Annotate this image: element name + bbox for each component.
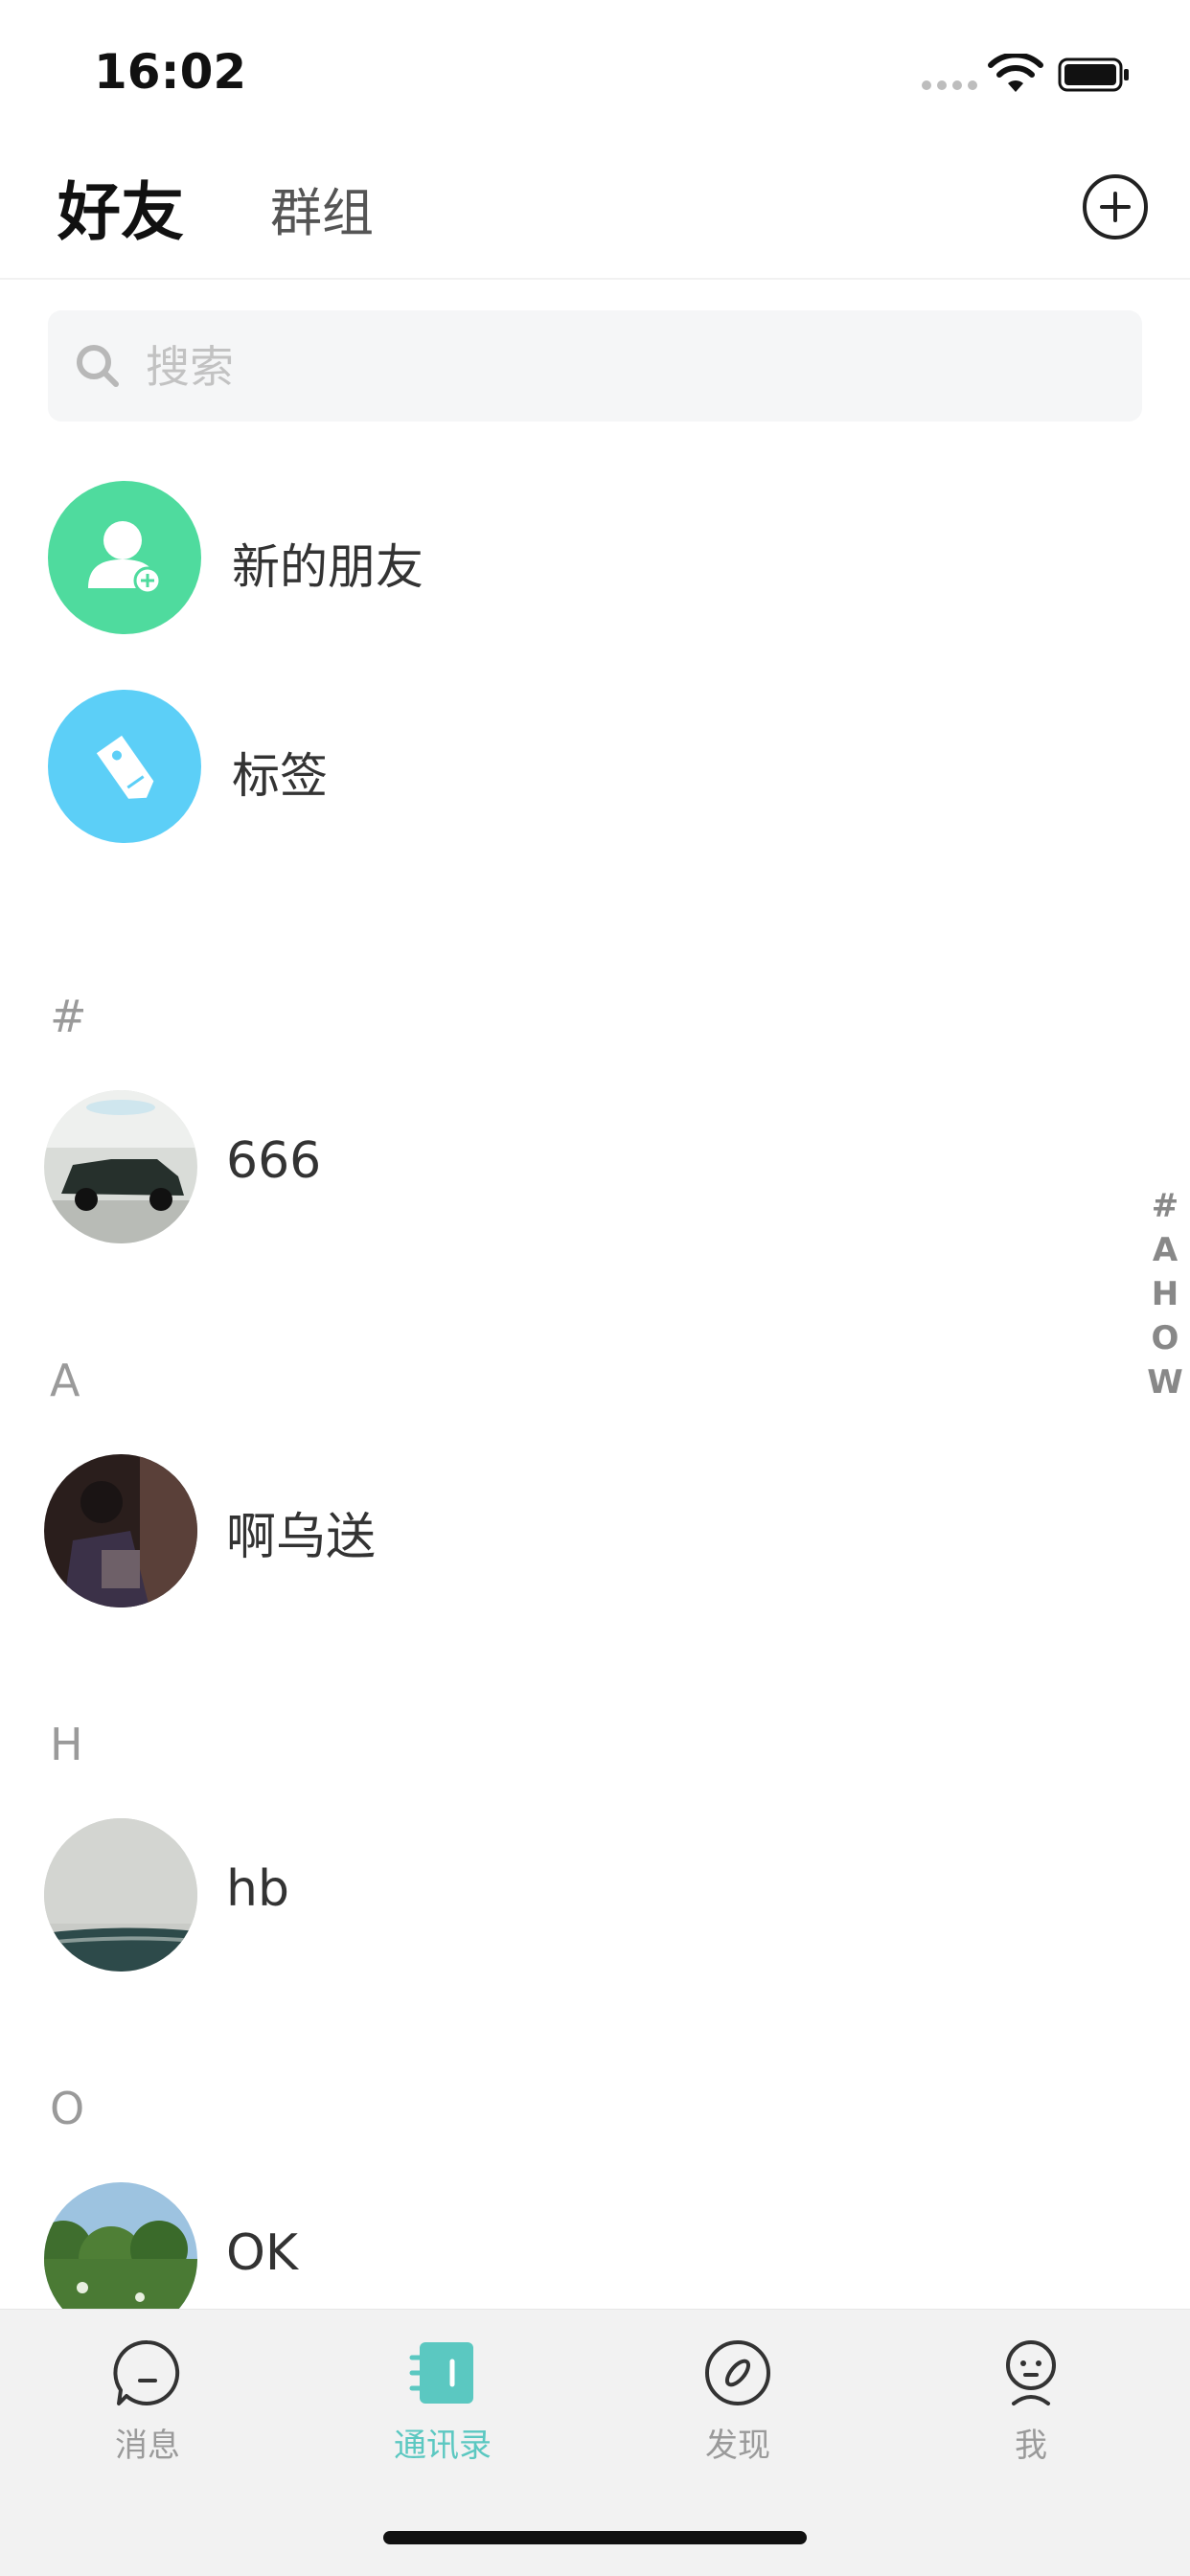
index-letter[interactable]: H: [1152, 1272, 1179, 1316]
section-header-hash: #: [50, 991, 87, 1042]
battery-icon: [1058, 57, 1129, 92]
alphabet-index[interactable]: # A H O W: [1146, 1184, 1184, 1404]
avatar: [44, 1454, 197, 1607]
message-icon: [113, 2339, 180, 2405]
tags-row[interactable]: 标签: [48, 690, 1102, 843]
index-letter[interactable]: #: [1152, 1184, 1179, 1228]
new-friends-row[interactable]: 新的朋友: [48, 481, 1102, 634]
status-time: 16:02: [94, 44, 247, 100]
index-letter[interactable]: W: [1147, 1360, 1183, 1404]
tab-messages[interactable]: 消息: [52, 2337, 243, 2490]
tab-messages-label: 消息: [115, 2427, 180, 2465]
status-bar: 16:02: [0, 0, 1190, 144]
signal-icon: [922, 80, 977, 90]
contact-row[interactable]: hb: [44, 1818, 1098, 1972]
contact-row[interactable]: 啊乌送: [44, 1454, 1098, 1607]
avatar: [44, 1090, 197, 1243]
contacts-icon: [409, 2342, 473, 2404]
search-bar[interactable]: [48, 310, 1142, 423]
tab-contacts-label: 通讯录: [394, 2427, 492, 2465]
tab-me-label: 我: [1015, 2427, 1047, 2465]
avatar: [44, 1818, 197, 1972]
section-header-o: O: [50, 2083, 85, 2134]
add-person-icon: [48, 481, 201, 634]
section-header-h: H: [50, 1719, 83, 1770]
tags-label: 标签: [232, 748, 328, 804]
wifi-icon: [988, 54, 1043, 92]
contact-name: OK: [226, 2224, 299, 2282]
tab-discover[interactable]: 发现: [642, 2337, 834, 2490]
contact-name: 666: [226, 1132, 322, 1190]
tab-me[interactable]: 我: [935, 2337, 1127, 2490]
home-indicator: [383, 2531, 807, 2544]
section-header-a: A: [50, 1355, 80, 1406]
tab-contacts[interactable]: 通讯录: [347, 2337, 538, 2490]
index-letter[interactable]: A: [1153, 1228, 1178, 1272]
header: 好友 群组: [0, 144, 1190, 280]
tab-groups[interactable]: 群组: [270, 171, 374, 246]
profile-icon: [1006, 2340, 1056, 2405]
tab-discover-label: 发现: [705, 2427, 770, 2465]
index-letter[interactable]: O: [1152, 1316, 1179, 1360]
search-input[interactable]: [144, 310, 1106, 423]
add-button[interactable]: [1081, 172, 1150, 241]
compass-icon: [705, 2340, 770, 2405]
contact-name: hb: [226, 1860, 289, 1918]
contact-name: 啊乌送: [226, 1509, 377, 1566]
tag-icon: [48, 690, 201, 843]
new-friends-label: 新的朋友: [232, 539, 423, 595]
contact-row[interactable]: 666: [44, 1090, 1098, 1243]
tab-friends[interactable]: 好友: [57, 161, 184, 253]
search-icon: [77, 345, 119, 387]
=====
- What is expected
Repeat the data with every "index-letter" renamed to "index-key", keeping all else unchanged, and omit the pictures.

- Solution to this problem
Annotate this image: element name + bbox for each component.
index-key[interactable]: H: [1152, 1272, 1179, 1316]
section-header-hash: #: [50, 991, 87, 1042]
battery-icon: [1058, 57, 1129, 92]
alphabet-index[interactable]: # A H O W: [1146, 1184, 1184, 1404]
avatar: [44, 1454, 197, 1607]
message-icon: [113, 2339, 180, 2405]
tags-row[interactable]: 标签: [48, 690, 1102, 843]
index-key[interactable]: #: [1152, 1184, 1179, 1228]
new-friends-row[interactable]: 新的朋友: [48, 481, 1102, 634]
status-time: 16:02: [94, 44, 247, 100]
index-key[interactable]: W: [1147, 1360, 1183, 1404]
tab-messages[interactable]: 消息: [52, 2337, 243, 2490]
tab-messages-label: 消息: [115, 2427, 180, 2465]
status-bar: 16:02: [0, 0, 1190, 144]
signal-icon: [922, 80, 977, 90]
contact-row[interactable]: hb: [44, 1818, 1098, 1972]
contact-row[interactable]: 啊乌送: [44, 1454, 1098, 1607]
avatar: [44, 1090, 197, 1243]
contacts-icon: [409, 2342, 473, 2404]
search-bar[interactable]: [48, 310, 1142, 423]
tab-contacts-label: 通讯录: [394, 2427, 492, 2465]
tab-me-label: 我: [1015, 2427, 1047, 2465]
avatar: [44, 1818, 197, 1972]
section-header-o: O: [50, 2083, 85, 2134]
add-person-icon: [48, 481, 201, 634]
section-header-h: H: [50, 1719, 83, 1770]
tags-label: 标签: [232, 748, 328, 804]
wifi-icon: [988, 54, 1043, 92]
contact-name: OK: [226, 2224, 299, 2282]
tab-discover[interactable]: 发现: [642, 2337, 834, 2490]
contact-name: 666: [226, 1132, 322, 1190]
tab-me[interactable]: 我: [935, 2337, 1127, 2490]
home-indicator: [383, 2531, 807, 2544]
section-header-a: A: [50, 1355, 80, 1406]
tab-contacts[interactable]: 通讯录: [347, 2337, 538, 2490]
index-key[interactable]: A: [1153, 1228, 1178, 1272]
header: 好友 群组: [0, 144, 1190, 280]
tab-groups[interactable]: 群组: [270, 171, 374, 246]
profile-icon: [1006, 2340, 1056, 2405]
tab-discover-label: 发现: [705, 2427, 770, 2465]
index-key[interactable]: O: [1152, 1316, 1179, 1360]
search-input[interactable]: [144, 310, 1106, 423]
add-button[interactable]: [1081, 172, 1150, 241]
compass-icon: [705, 2340, 770, 2405]
contact-name: hb: [226, 1860, 289, 1918]
contact-name: 啊乌送: [226, 1509, 377, 1566]
tag-icon: [48, 690, 201, 843]
new-friends-label: 新的朋友: [232, 539, 423, 595]
contact-row[interactable]: 666: [44, 1090, 1098, 1243]
tab-friends[interactable]: 好友: [57, 161, 184, 253]
search-icon: [77, 345, 119, 387]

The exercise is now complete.